Directive> Drop the pictures from the entries below, then reproduce the rest exactly.

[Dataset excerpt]
____

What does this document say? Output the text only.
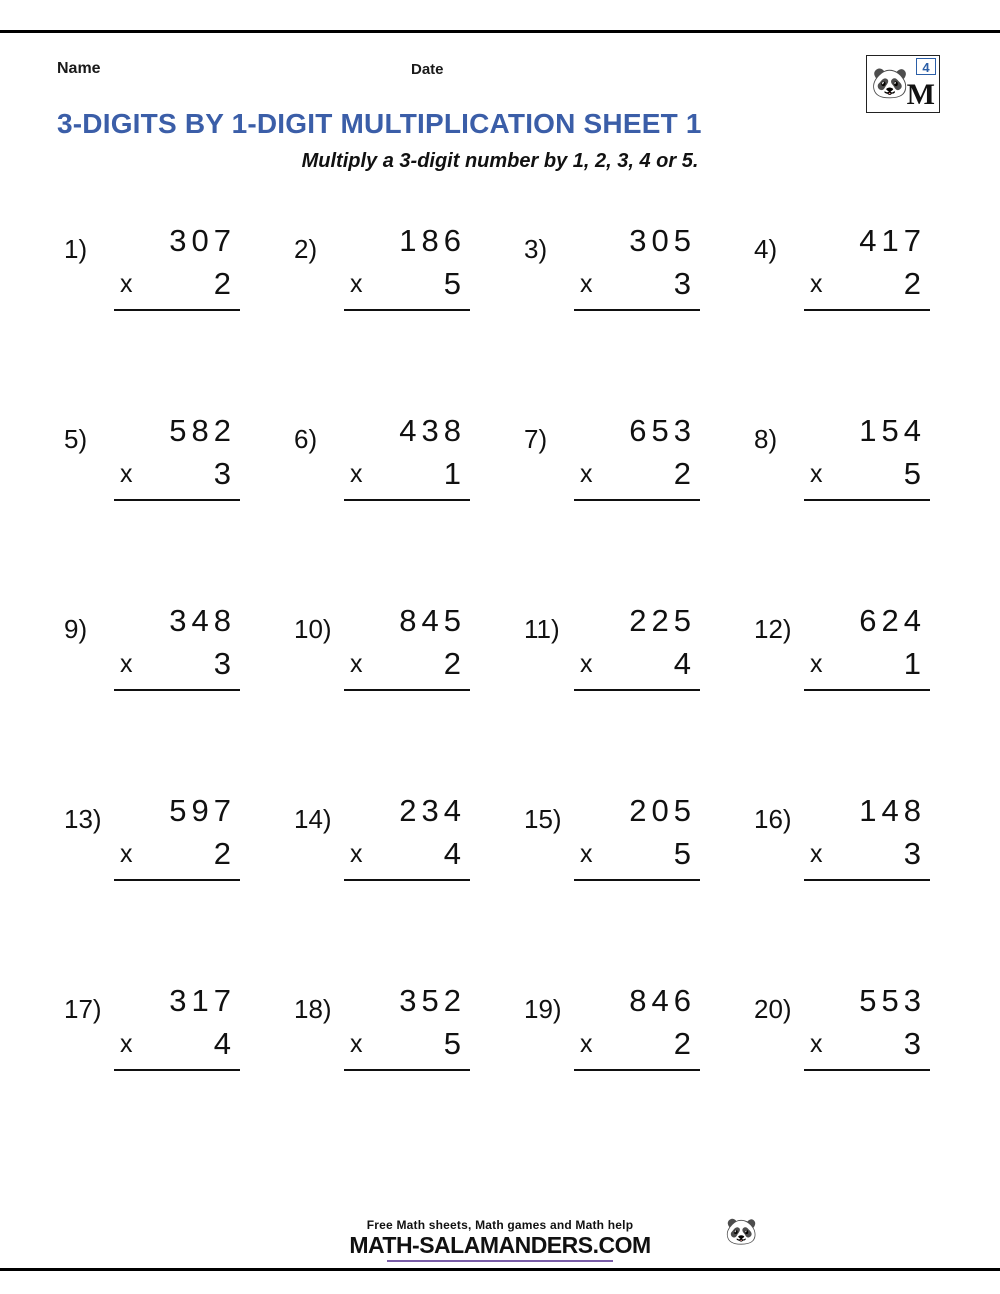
Name	Date	🐼	4
M
3-DIGITS BY 1-DIGIT MULTIPLICATION SHEET 1
Multiply a 3-digit number by 1, 2, 3, 4 or 5.
1)	307
x	2
2)	186
x	5
3)	305
x	3
4)	417
x	2
5)	582
x	3
6)	438
x	1
7)	653
x	2
8)	154
x	5
9)	348
x	3
10)	845
x	2
11)	225
x	4
12)	624
x	1
13)	597
x	2
14)	234
x	4
15)	205
x	5
16)	148
x	3
17)	317
x	4
18)	352
x	5
19)	846
x	2
20)	553
x	3
🐼
Free Math sheets, Math games and Math help
MATH-SALAMANDERS.COM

____

Solution for this exercise>
What does this document say? Output the text only.
Name	Date	🐼	4
M
3-DIGITS BY 1-DIGIT MULTIPLICATION SHEET 1
Multiply a 3-digit number by 1, 2, 3, 4 or 5.
1)	307
x	2
2)	186
x	5
3)	305
x	3
4)	417
x	2
5)	582
x	3
6)	438
x	1
7)	653
x	2
8)	154
x	5
9)	348
x	3
10)	845
x	2
11)	225
x	4
12)	624
x	1
13)	597
x	2
14)	234
x	4
15)	205
x	5
16)	148
x	3
17)	317
x	4
18)	352
x	5
19)	846
x	2
20)	553
x	3
🐼
Free Math sheets, Math games and Math help
MATH-SALAMANDERS.COM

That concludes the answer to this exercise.